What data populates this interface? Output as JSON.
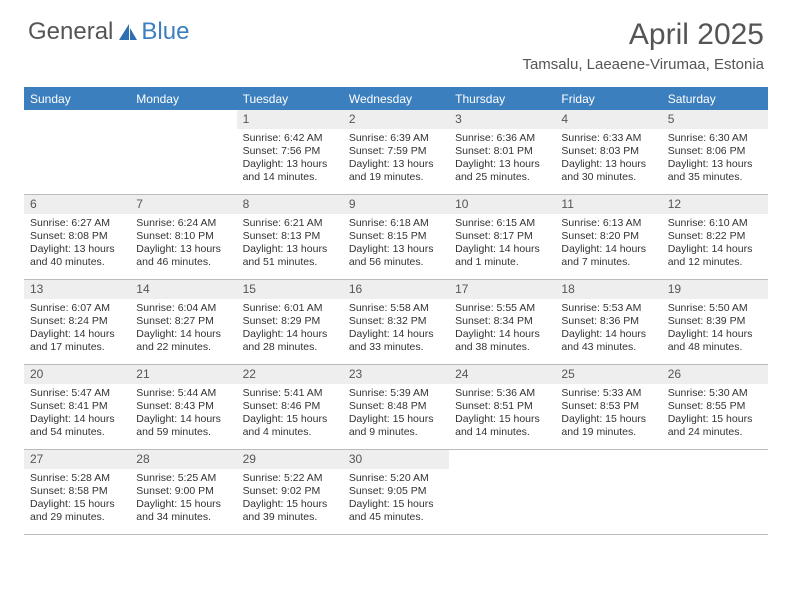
{
  "logo": {
    "text1": "General",
    "text2": "Blue"
  },
  "title": "April 2025",
  "location": "Tamsalu, Laeaene-Virumaa, Estonia",
  "colors": {
    "header_bg": "#3b7fbf",
    "header_text": "#ffffff",
    "daynum_bg": "#eeeeee",
    "text": "#333333",
    "border": "#bbbbbb"
  },
  "day_names": [
    "Sunday",
    "Monday",
    "Tuesday",
    "Wednesday",
    "Thursday",
    "Friday",
    "Saturday"
  ],
  "weeks": [
    [
      {
        "n": "",
        "empty": true
      },
      {
        "n": "",
        "empty": true
      },
      {
        "n": "1",
        "sunrise": "6:42 AM",
        "sunset": "7:56 PM",
        "daylight": "13 hours and 14 minutes."
      },
      {
        "n": "2",
        "sunrise": "6:39 AM",
        "sunset": "7:59 PM",
        "daylight": "13 hours and 19 minutes."
      },
      {
        "n": "3",
        "sunrise": "6:36 AM",
        "sunset": "8:01 PM",
        "daylight": "13 hours and 25 minutes."
      },
      {
        "n": "4",
        "sunrise": "6:33 AM",
        "sunset": "8:03 PM",
        "daylight": "13 hours and 30 minutes."
      },
      {
        "n": "5",
        "sunrise": "6:30 AM",
        "sunset": "8:06 PM",
        "daylight": "13 hours and 35 minutes."
      }
    ],
    [
      {
        "n": "6",
        "sunrise": "6:27 AM",
        "sunset": "8:08 PM",
        "daylight": "13 hours and 40 minutes."
      },
      {
        "n": "7",
        "sunrise": "6:24 AM",
        "sunset": "8:10 PM",
        "daylight": "13 hours and 46 minutes."
      },
      {
        "n": "8",
        "sunrise": "6:21 AM",
        "sunset": "8:13 PM",
        "daylight": "13 hours and 51 minutes."
      },
      {
        "n": "9",
        "sunrise": "6:18 AM",
        "sunset": "8:15 PM",
        "daylight": "13 hours and 56 minutes."
      },
      {
        "n": "10",
        "sunrise": "6:15 AM",
        "sunset": "8:17 PM",
        "daylight": "14 hours and 1 minute."
      },
      {
        "n": "11",
        "sunrise": "6:13 AM",
        "sunset": "8:20 PM",
        "daylight": "14 hours and 7 minutes."
      },
      {
        "n": "12",
        "sunrise": "6:10 AM",
        "sunset": "8:22 PM",
        "daylight": "14 hours and 12 minutes."
      }
    ],
    [
      {
        "n": "13",
        "sunrise": "6:07 AM",
        "sunset": "8:24 PM",
        "daylight": "14 hours and 17 minutes."
      },
      {
        "n": "14",
        "sunrise": "6:04 AM",
        "sunset": "8:27 PM",
        "daylight": "14 hours and 22 minutes."
      },
      {
        "n": "15",
        "sunrise": "6:01 AM",
        "sunset": "8:29 PM",
        "daylight": "14 hours and 28 minutes."
      },
      {
        "n": "16",
        "sunrise": "5:58 AM",
        "sunset": "8:32 PM",
        "daylight": "14 hours and 33 minutes."
      },
      {
        "n": "17",
        "sunrise": "5:55 AM",
        "sunset": "8:34 PM",
        "daylight": "14 hours and 38 minutes."
      },
      {
        "n": "18",
        "sunrise": "5:53 AM",
        "sunset": "8:36 PM",
        "daylight": "14 hours and 43 minutes."
      },
      {
        "n": "19",
        "sunrise": "5:50 AM",
        "sunset": "8:39 PM",
        "daylight": "14 hours and 48 minutes."
      }
    ],
    [
      {
        "n": "20",
        "sunrise": "5:47 AM",
        "sunset": "8:41 PM",
        "daylight": "14 hours and 54 minutes."
      },
      {
        "n": "21",
        "sunrise": "5:44 AM",
        "sunset": "8:43 PM",
        "daylight": "14 hours and 59 minutes."
      },
      {
        "n": "22",
        "sunrise": "5:41 AM",
        "sunset": "8:46 PM",
        "daylight": "15 hours and 4 minutes."
      },
      {
        "n": "23",
        "sunrise": "5:39 AM",
        "sunset": "8:48 PM",
        "daylight": "15 hours and 9 minutes."
      },
      {
        "n": "24",
        "sunrise": "5:36 AM",
        "sunset": "8:51 PM",
        "daylight": "15 hours and 14 minutes."
      },
      {
        "n": "25",
        "sunrise": "5:33 AM",
        "sunset": "8:53 PM",
        "daylight": "15 hours and 19 minutes."
      },
      {
        "n": "26",
        "sunrise": "5:30 AM",
        "sunset": "8:55 PM",
        "daylight": "15 hours and 24 minutes."
      }
    ],
    [
      {
        "n": "27",
        "sunrise": "5:28 AM",
        "sunset": "8:58 PM",
        "daylight": "15 hours and 29 minutes."
      },
      {
        "n": "28",
        "sunrise": "5:25 AM",
        "sunset": "9:00 PM",
        "daylight": "15 hours and 34 minutes."
      },
      {
        "n": "29",
        "sunrise": "5:22 AM",
        "sunset": "9:02 PM",
        "daylight": "15 hours and 39 minutes."
      },
      {
        "n": "30",
        "sunrise": "5:20 AM",
        "sunset": "9:05 PM",
        "daylight": "15 hours and 45 minutes."
      },
      {
        "n": "",
        "empty": true
      },
      {
        "n": "",
        "empty": true
      },
      {
        "n": "",
        "empty": true
      }
    ]
  ],
  "labels": {
    "sunrise": "Sunrise:",
    "sunset": "Sunset:",
    "daylight": "Daylight:"
  }
}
◇ ◇ ◇ ◇ ◇
Task directions: Copy the data character for character, but drop all pictures from the copy.

Answer:
What data populates this interface? Output as JSON.
{
  "logo": {
    "text1": "General",
    "text2": "Blue"
  },
  "title": "April 2025",
  "location": "Tamsalu, Laeaene-Virumaa, Estonia",
  "colors": {
    "header_bg": "#3b7fbf",
    "header_text": "#ffffff",
    "daynum_bg": "#eeeeee",
    "text": "#333333",
    "border": "#bbbbbb"
  },
  "day_names": [
    "Sunday",
    "Monday",
    "Tuesday",
    "Wednesday",
    "Thursday",
    "Friday",
    "Saturday"
  ],
  "weeks": [
    [
      {
        "n": "",
        "empty": true
      },
      {
        "n": "",
        "empty": true
      },
      {
        "n": "1",
        "sunrise": "6:42 AM",
        "sunset": "7:56 PM",
        "daylight": "13 hours and 14 minutes."
      },
      {
        "n": "2",
        "sunrise": "6:39 AM",
        "sunset": "7:59 PM",
        "daylight": "13 hours and 19 minutes."
      },
      {
        "n": "3",
        "sunrise": "6:36 AM",
        "sunset": "8:01 PM",
        "daylight": "13 hours and 25 minutes."
      },
      {
        "n": "4",
        "sunrise": "6:33 AM",
        "sunset": "8:03 PM",
        "daylight": "13 hours and 30 minutes."
      },
      {
        "n": "5",
        "sunrise": "6:30 AM",
        "sunset": "8:06 PM",
        "daylight": "13 hours and 35 minutes."
      }
    ],
    [
      {
        "n": "6",
        "sunrise": "6:27 AM",
        "sunset": "8:08 PM",
        "daylight": "13 hours and 40 minutes."
      },
      {
        "n": "7",
        "sunrise": "6:24 AM",
        "sunset": "8:10 PM",
        "daylight": "13 hours and 46 minutes."
      },
      {
        "n": "8",
        "sunrise": "6:21 AM",
        "sunset": "8:13 PM",
        "daylight": "13 hours and 51 minutes."
      },
      {
        "n": "9",
        "sunrise": "6:18 AM",
        "sunset": "8:15 PM",
        "daylight": "13 hours and 56 minutes."
      },
      {
        "n": "10",
        "sunrise": "6:15 AM",
        "sunset": "8:17 PM",
        "daylight": "14 hours and 1 minute."
      },
      {
        "n": "11",
        "sunrise": "6:13 AM",
        "sunset": "8:20 PM",
        "daylight": "14 hours and 7 minutes."
      },
      {
        "n": "12",
        "sunrise": "6:10 AM",
        "sunset": "8:22 PM",
        "daylight": "14 hours and 12 minutes."
      }
    ],
    [
      {
        "n": "13",
        "sunrise": "6:07 AM",
        "sunset": "8:24 PM",
        "daylight": "14 hours and 17 minutes."
      },
      {
        "n": "14",
        "sunrise": "6:04 AM",
        "sunset": "8:27 PM",
        "daylight": "14 hours and 22 minutes."
      },
      {
        "n": "15",
        "sunrise": "6:01 AM",
        "sunset": "8:29 PM",
        "daylight": "14 hours and 28 minutes."
      },
      {
        "n": "16",
        "sunrise": "5:58 AM",
        "sunset": "8:32 PM",
        "daylight": "14 hours and 33 minutes."
      },
      {
        "n": "17",
        "sunrise": "5:55 AM",
        "sunset": "8:34 PM",
        "daylight": "14 hours and 38 minutes."
      },
      {
        "n": "18",
        "sunrise": "5:53 AM",
        "sunset": "8:36 PM",
        "daylight": "14 hours and 43 minutes."
      },
      {
        "n": "19",
        "sunrise": "5:50 AM",
        "sunset": "8:39 PM",
        "daylight": "14 hours and 48 minutes."
      }
    ],
    [
      {
        "n": "20",
        "sunrise": "5:47 AM",
        "sunset": "8:41 PM",
        "daylight": "14 hours and 54 minutes."
      },
      {
        "n": "21",
        "sunrise": "5:44 AM",
        "sunset": "8:43 PM",
        "daylight": "14 hours and 59 minutes."
      },
      {
        "n": "22",
        "sunrise": "5:41 AM",
        "sunset": "8:46 PM",
        "daylight": "15 hours and 4 minutes."
      },
      {
        "n": "23",
        "sunrise": "5:39 AM",
        "sunset": "8:48 PM",
        "daylight": "15 hours and 9 minutes."
      },
      {
        "n": "24",
        "sunrise": "5:36 AM",
        "sunset": "8:51 PM",
        "daylight": "15 hours and 14 minutes."
      },
      {
        "n": "25",
        "sunrise": "5:33 AM",
        "sunset": "8:53 PM",
        "daylight": "15 hours and 19 minutes."
      },
      {
        "n": "26",
        "sunrise": "5:30 AM",
        "sunset": "8:55 PM",
        "daylight": "15 hours and 24 minutes."
      }
    ],
    [
      {
        "n": "27",
        "sunrise": "5:28 AM",
        "sunset": "8:58 PM",
        "daylight": "15 hours and 29 minutes."
      },
      {
        "n": "28",
        "sunrise": "5:25 AM",
        "sunset": "9:00 PM",
        "daylight": "15 hours and 34 minutes."
      },
      {
        "n": "29",
        "sunrise": "5:22 AM",
        "sunset": "9:02 PM",
        "daylight": "15 hours and 39 minutes."
      },
      {
        "n": "30",
        "sunrise": "5:20 AM",
        "sunset": "9:05 PM",
        "daylight": "15 hours and 45 minutes."
      },
      {
        "n": "",
        "empty": true
      },
      {
        "n": "",
        "empty": true
      },
      {
        "n": "",
        "empty": true
      }
    ]
  ],
  "labels": {
    "sunrise": "Sunrise:",
    "sunset": "Sunset:",
    "daylight": "Daylight:"
  }
}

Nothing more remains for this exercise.